● Stated exercise: Select from the records below every line that has the word "screenshot" in it.

— Start Exercise materials —

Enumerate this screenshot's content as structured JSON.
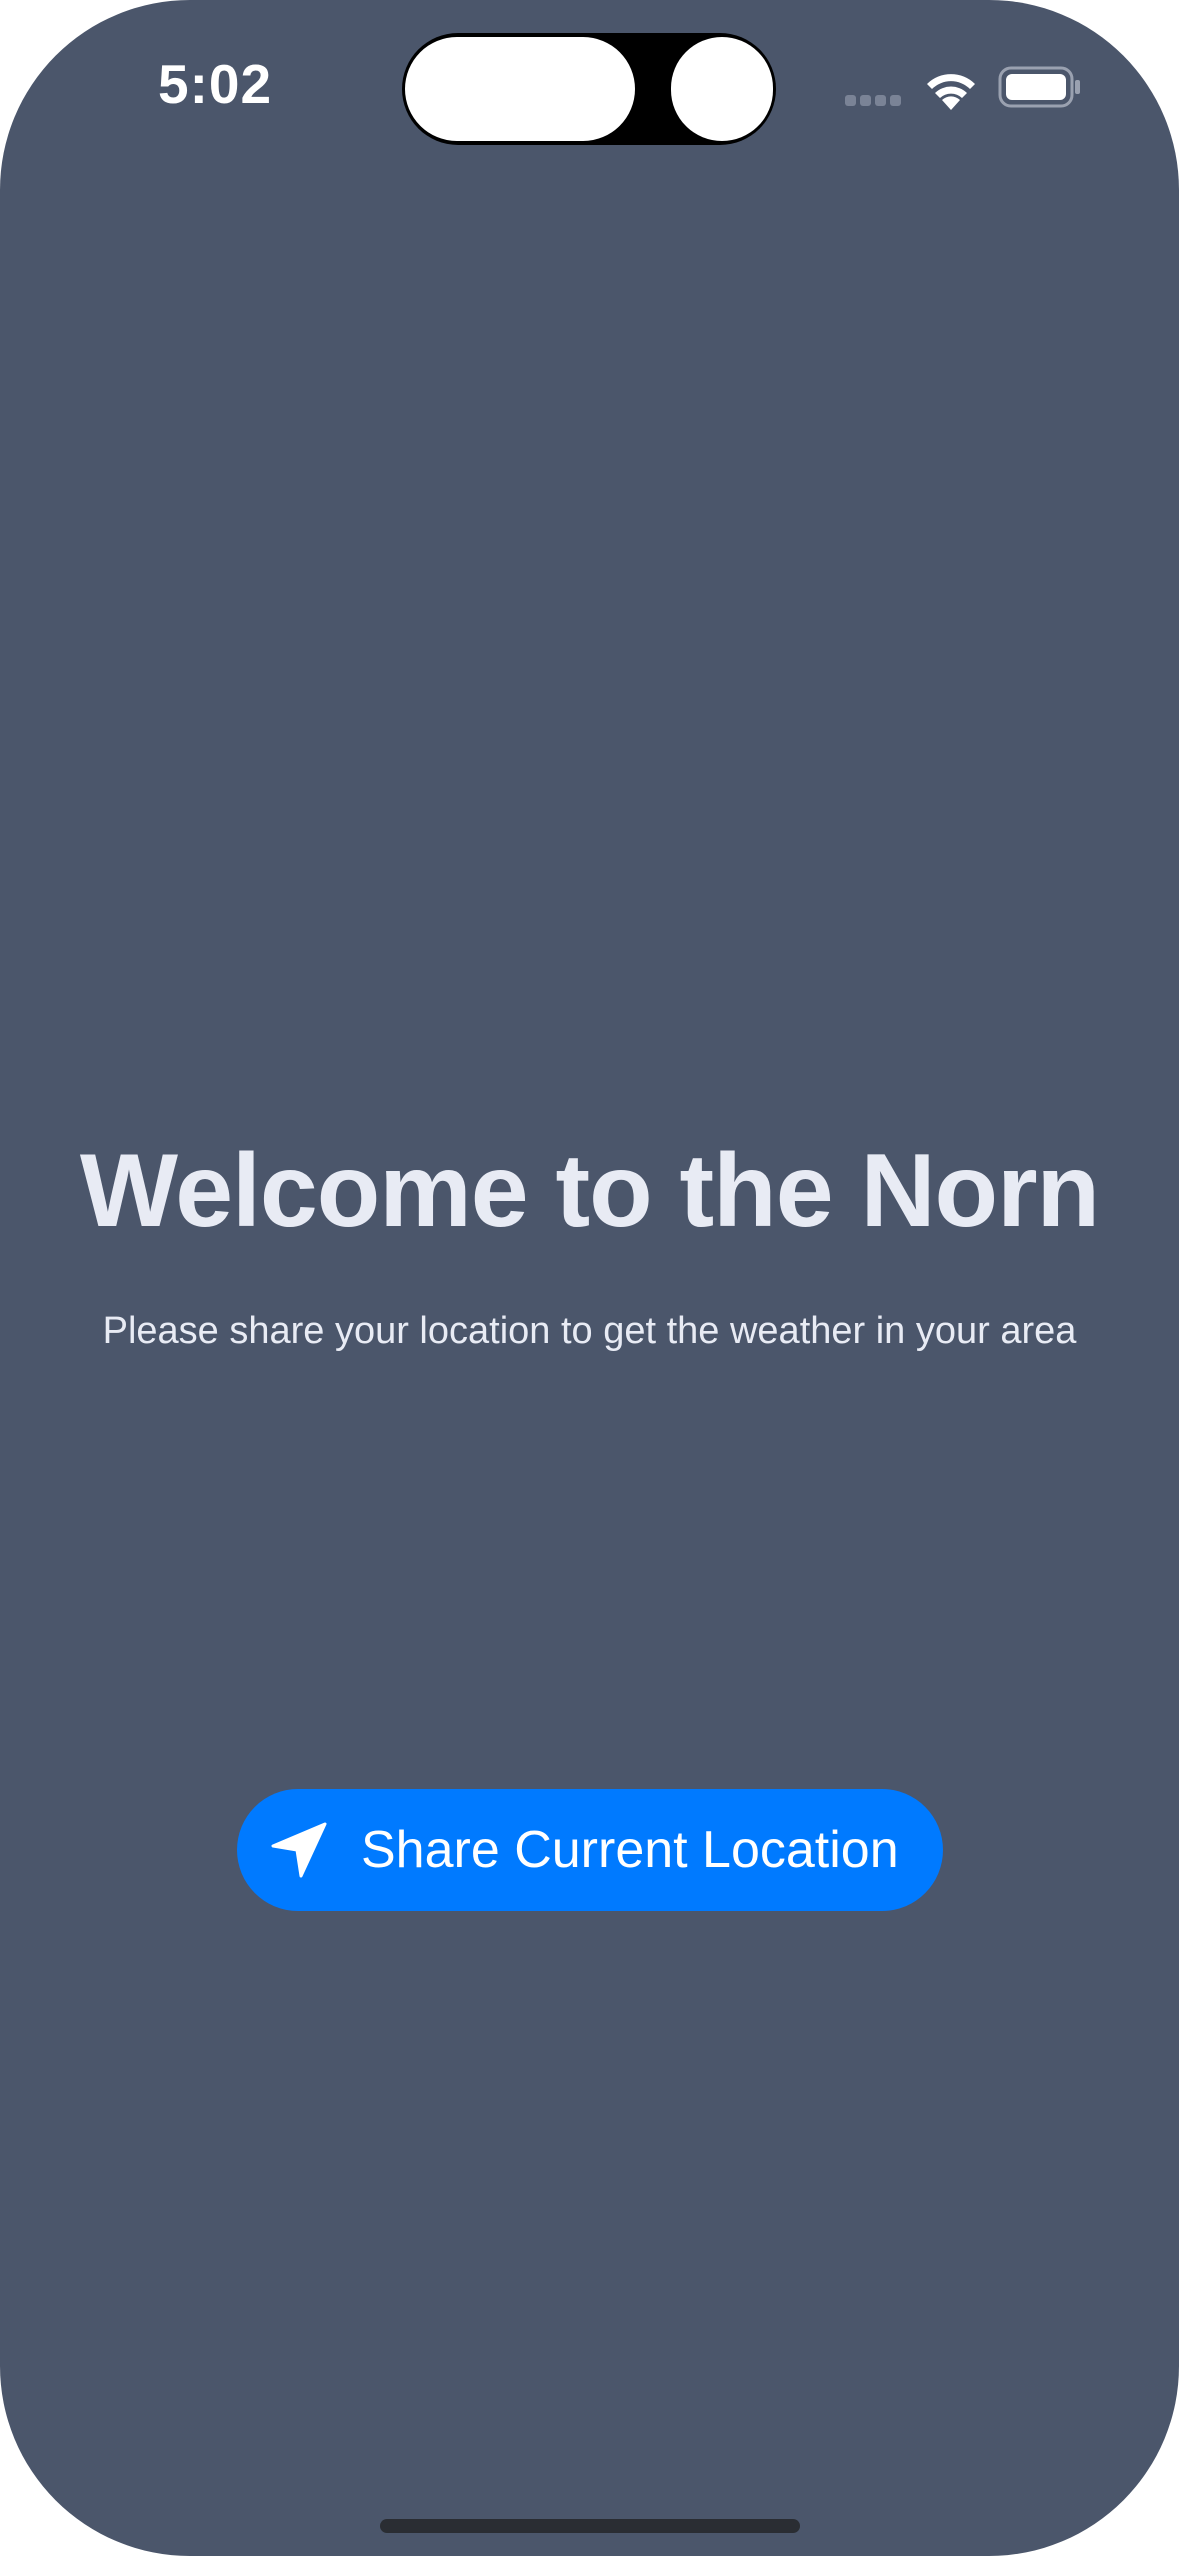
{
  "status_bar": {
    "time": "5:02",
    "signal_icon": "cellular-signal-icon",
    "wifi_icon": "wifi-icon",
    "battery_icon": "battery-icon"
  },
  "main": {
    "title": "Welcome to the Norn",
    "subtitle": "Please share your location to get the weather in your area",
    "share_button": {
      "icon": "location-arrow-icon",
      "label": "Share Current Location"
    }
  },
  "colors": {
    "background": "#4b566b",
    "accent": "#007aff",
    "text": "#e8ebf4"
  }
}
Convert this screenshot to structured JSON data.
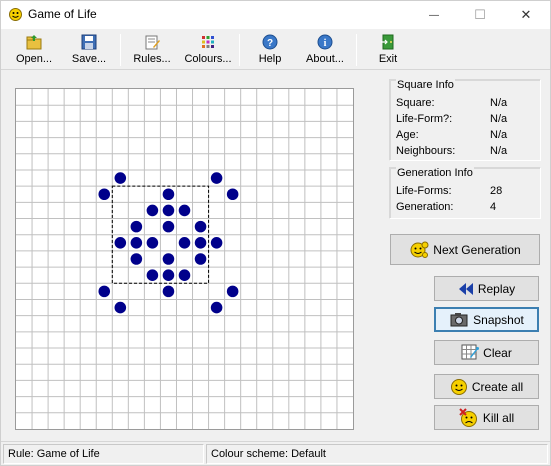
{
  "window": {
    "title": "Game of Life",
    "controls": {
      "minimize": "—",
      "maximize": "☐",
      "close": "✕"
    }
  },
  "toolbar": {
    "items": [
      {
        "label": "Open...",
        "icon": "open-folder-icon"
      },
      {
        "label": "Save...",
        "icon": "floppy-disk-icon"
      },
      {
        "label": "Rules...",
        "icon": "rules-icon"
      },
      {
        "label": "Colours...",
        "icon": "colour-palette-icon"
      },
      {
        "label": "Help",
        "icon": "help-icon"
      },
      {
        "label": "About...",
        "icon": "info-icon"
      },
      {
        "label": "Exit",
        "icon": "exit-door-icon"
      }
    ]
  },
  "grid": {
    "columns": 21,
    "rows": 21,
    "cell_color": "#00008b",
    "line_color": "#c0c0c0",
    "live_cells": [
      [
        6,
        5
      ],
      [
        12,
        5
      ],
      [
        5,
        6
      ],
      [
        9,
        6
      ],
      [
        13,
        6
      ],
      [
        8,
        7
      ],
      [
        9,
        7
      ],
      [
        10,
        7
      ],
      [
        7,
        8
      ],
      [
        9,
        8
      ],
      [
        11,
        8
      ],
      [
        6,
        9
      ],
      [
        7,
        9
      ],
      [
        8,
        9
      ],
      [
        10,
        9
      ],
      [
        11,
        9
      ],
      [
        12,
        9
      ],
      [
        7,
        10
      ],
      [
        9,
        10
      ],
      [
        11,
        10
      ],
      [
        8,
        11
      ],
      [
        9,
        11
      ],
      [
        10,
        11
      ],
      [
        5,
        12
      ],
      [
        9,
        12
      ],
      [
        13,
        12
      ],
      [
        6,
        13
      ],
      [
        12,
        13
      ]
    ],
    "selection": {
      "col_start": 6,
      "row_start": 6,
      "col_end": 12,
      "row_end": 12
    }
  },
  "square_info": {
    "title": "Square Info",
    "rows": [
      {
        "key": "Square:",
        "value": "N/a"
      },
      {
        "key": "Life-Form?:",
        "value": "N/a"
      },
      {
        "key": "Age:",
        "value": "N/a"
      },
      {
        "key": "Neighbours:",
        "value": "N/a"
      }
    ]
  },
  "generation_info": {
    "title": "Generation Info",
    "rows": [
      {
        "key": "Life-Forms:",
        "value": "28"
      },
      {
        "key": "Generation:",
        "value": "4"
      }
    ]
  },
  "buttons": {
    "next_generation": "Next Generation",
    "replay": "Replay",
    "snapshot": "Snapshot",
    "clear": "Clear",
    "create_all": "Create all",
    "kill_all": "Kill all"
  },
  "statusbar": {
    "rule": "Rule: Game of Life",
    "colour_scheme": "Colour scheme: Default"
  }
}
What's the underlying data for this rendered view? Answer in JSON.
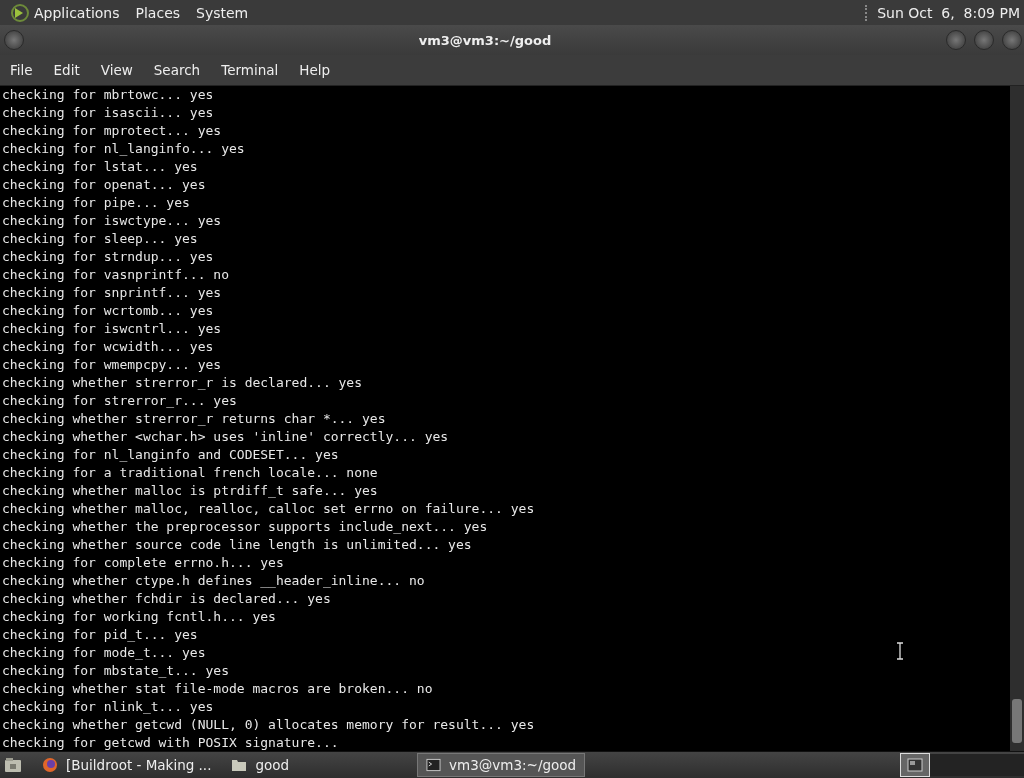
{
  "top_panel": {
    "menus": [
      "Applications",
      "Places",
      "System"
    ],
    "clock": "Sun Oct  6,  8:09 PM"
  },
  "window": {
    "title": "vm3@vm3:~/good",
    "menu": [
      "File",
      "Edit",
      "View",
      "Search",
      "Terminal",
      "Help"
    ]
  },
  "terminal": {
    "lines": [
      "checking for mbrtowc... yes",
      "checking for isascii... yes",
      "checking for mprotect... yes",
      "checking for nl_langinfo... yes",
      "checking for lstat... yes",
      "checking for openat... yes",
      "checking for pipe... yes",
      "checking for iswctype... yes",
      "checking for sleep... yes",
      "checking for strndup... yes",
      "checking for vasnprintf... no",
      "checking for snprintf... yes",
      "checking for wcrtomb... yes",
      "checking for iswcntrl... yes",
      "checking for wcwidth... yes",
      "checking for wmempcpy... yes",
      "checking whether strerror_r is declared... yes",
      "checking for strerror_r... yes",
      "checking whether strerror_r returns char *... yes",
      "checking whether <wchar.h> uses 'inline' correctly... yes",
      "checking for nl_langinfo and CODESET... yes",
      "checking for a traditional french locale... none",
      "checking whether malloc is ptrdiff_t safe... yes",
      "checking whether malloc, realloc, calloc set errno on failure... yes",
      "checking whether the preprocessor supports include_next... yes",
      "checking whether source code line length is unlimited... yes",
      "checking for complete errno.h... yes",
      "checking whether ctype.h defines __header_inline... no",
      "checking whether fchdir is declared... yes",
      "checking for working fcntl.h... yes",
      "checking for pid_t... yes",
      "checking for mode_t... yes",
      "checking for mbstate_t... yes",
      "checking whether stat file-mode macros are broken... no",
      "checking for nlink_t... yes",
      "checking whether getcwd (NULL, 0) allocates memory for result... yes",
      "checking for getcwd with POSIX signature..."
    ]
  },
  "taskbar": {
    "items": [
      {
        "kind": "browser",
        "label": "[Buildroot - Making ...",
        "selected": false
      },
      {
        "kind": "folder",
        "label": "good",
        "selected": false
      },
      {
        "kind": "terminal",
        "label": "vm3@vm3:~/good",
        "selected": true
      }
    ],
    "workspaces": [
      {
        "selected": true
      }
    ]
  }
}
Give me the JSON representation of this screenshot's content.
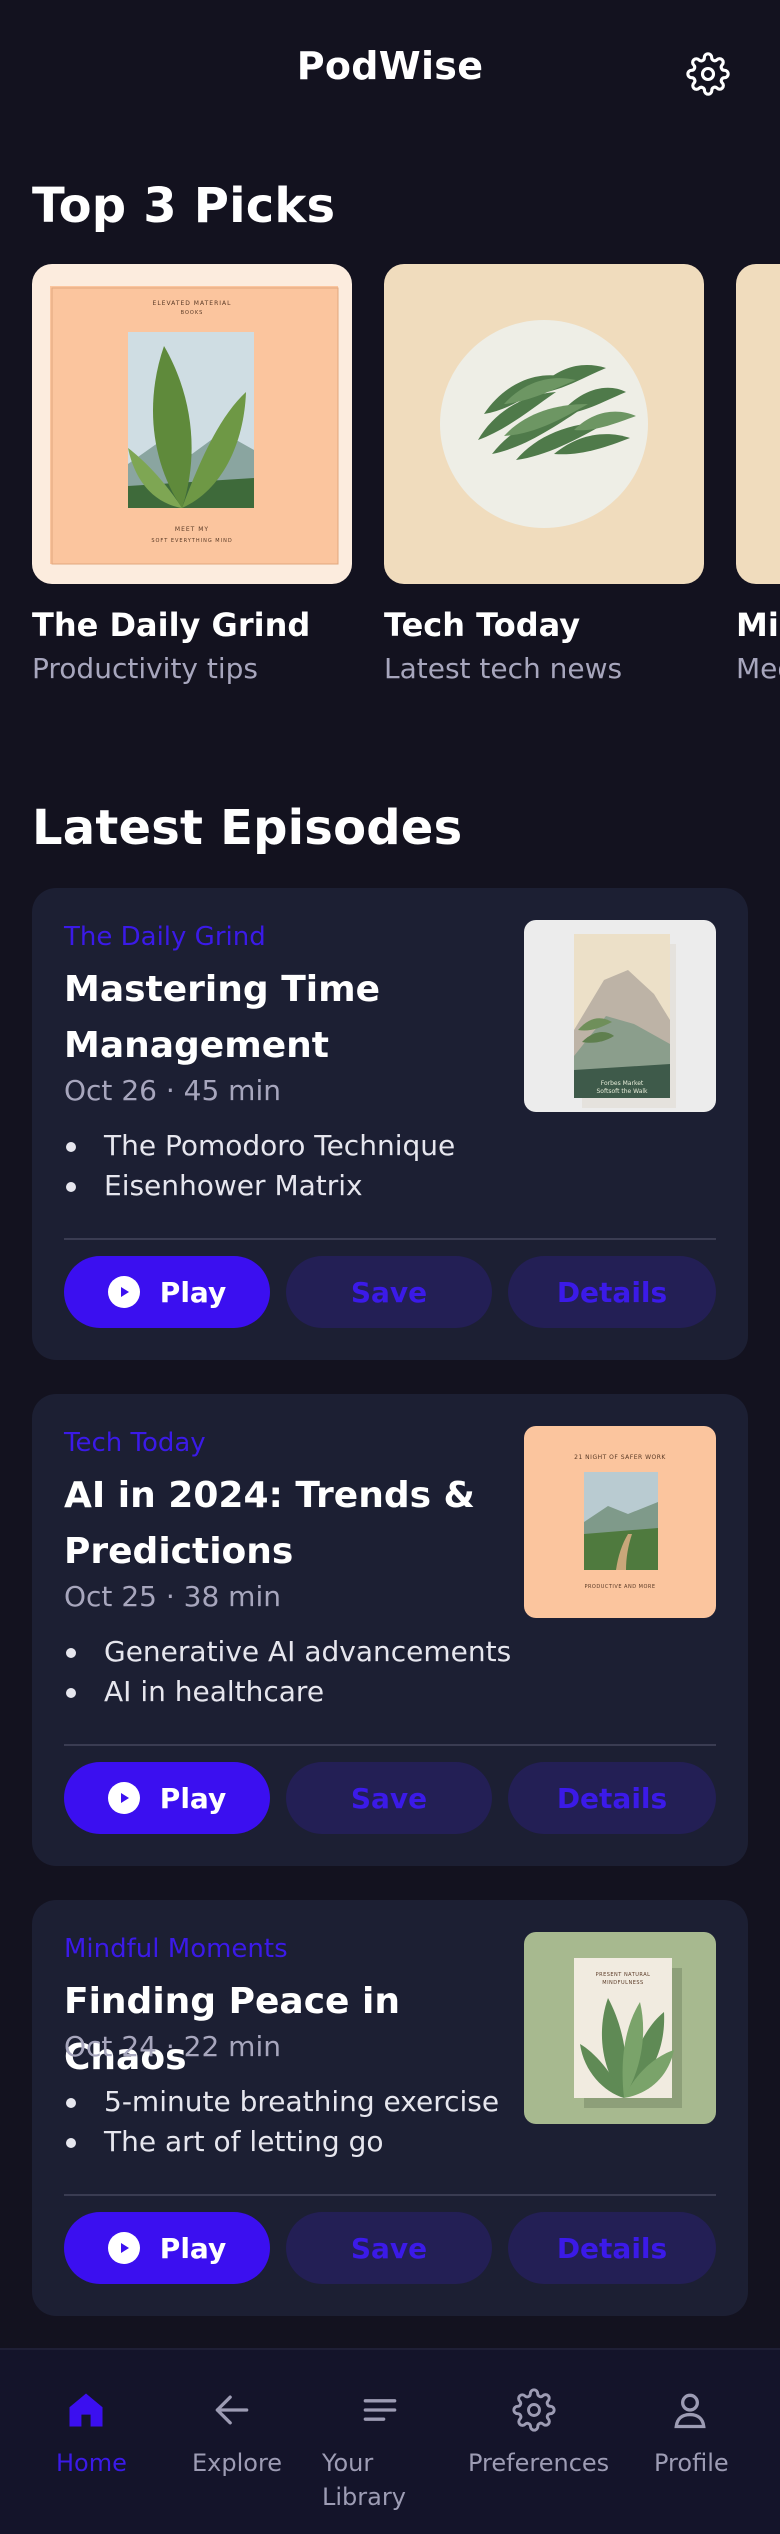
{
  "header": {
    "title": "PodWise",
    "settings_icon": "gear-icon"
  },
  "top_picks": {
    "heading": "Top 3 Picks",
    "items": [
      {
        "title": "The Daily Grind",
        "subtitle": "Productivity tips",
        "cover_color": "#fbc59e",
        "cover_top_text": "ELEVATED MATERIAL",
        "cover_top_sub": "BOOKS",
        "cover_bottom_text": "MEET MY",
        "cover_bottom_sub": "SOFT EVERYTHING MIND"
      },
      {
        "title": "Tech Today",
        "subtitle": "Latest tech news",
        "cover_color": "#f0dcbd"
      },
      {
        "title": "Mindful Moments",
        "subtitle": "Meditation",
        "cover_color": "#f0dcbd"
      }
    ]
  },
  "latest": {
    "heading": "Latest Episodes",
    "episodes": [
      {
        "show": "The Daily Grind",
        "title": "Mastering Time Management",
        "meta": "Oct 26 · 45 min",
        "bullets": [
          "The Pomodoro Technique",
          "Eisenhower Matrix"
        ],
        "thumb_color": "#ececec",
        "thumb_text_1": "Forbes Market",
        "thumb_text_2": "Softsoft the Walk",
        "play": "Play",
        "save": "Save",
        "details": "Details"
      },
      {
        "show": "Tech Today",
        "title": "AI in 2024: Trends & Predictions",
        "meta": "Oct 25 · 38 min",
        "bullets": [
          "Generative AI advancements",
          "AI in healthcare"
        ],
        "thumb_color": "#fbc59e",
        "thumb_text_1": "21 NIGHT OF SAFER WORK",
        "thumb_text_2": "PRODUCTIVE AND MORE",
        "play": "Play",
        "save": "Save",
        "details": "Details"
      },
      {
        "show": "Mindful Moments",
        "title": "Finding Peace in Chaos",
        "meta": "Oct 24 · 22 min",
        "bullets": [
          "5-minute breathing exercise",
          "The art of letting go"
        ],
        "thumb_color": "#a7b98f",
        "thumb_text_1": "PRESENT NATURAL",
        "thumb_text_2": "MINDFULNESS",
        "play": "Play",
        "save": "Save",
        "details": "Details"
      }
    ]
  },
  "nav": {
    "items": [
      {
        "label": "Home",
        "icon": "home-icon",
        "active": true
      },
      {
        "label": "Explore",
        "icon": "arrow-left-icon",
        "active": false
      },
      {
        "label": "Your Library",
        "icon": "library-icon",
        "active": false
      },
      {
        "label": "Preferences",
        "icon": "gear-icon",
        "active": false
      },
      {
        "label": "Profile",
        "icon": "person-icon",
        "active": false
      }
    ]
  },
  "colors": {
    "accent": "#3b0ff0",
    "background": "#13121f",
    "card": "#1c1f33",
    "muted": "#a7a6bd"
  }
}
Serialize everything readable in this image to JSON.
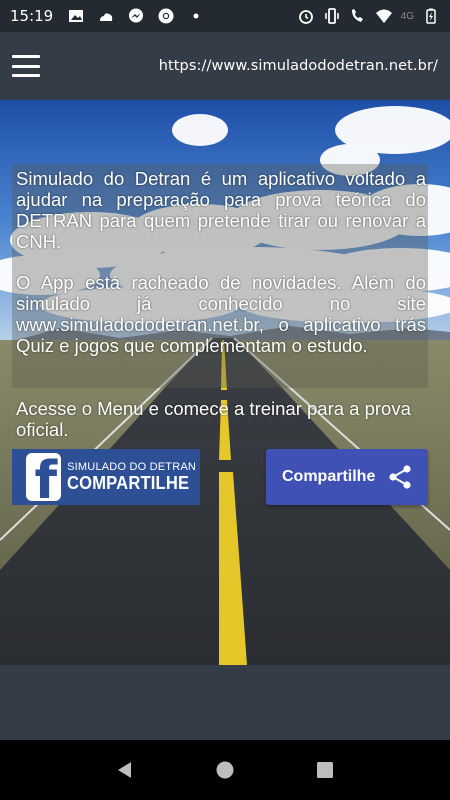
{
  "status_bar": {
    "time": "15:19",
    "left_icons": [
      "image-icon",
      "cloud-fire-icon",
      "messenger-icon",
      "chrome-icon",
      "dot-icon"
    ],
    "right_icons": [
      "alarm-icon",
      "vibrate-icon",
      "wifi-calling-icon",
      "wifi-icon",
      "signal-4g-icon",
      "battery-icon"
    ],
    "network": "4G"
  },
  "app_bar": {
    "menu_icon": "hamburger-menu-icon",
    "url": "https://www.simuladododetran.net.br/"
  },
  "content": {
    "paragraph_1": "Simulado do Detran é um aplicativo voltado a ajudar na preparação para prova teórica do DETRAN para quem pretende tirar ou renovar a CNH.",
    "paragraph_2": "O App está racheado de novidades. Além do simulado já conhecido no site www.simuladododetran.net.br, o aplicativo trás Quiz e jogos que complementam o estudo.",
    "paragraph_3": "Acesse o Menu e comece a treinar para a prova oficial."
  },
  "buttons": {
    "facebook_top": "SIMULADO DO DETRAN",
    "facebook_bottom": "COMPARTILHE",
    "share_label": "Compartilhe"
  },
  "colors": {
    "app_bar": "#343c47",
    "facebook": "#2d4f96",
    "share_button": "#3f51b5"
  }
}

— End Exercise materials —

● Result for this exercise:
Enumerate this screenshot's content as structured JSON.
Convert this screenshot to structured JSON data.
Give me the JSON representation of this screenshot's content.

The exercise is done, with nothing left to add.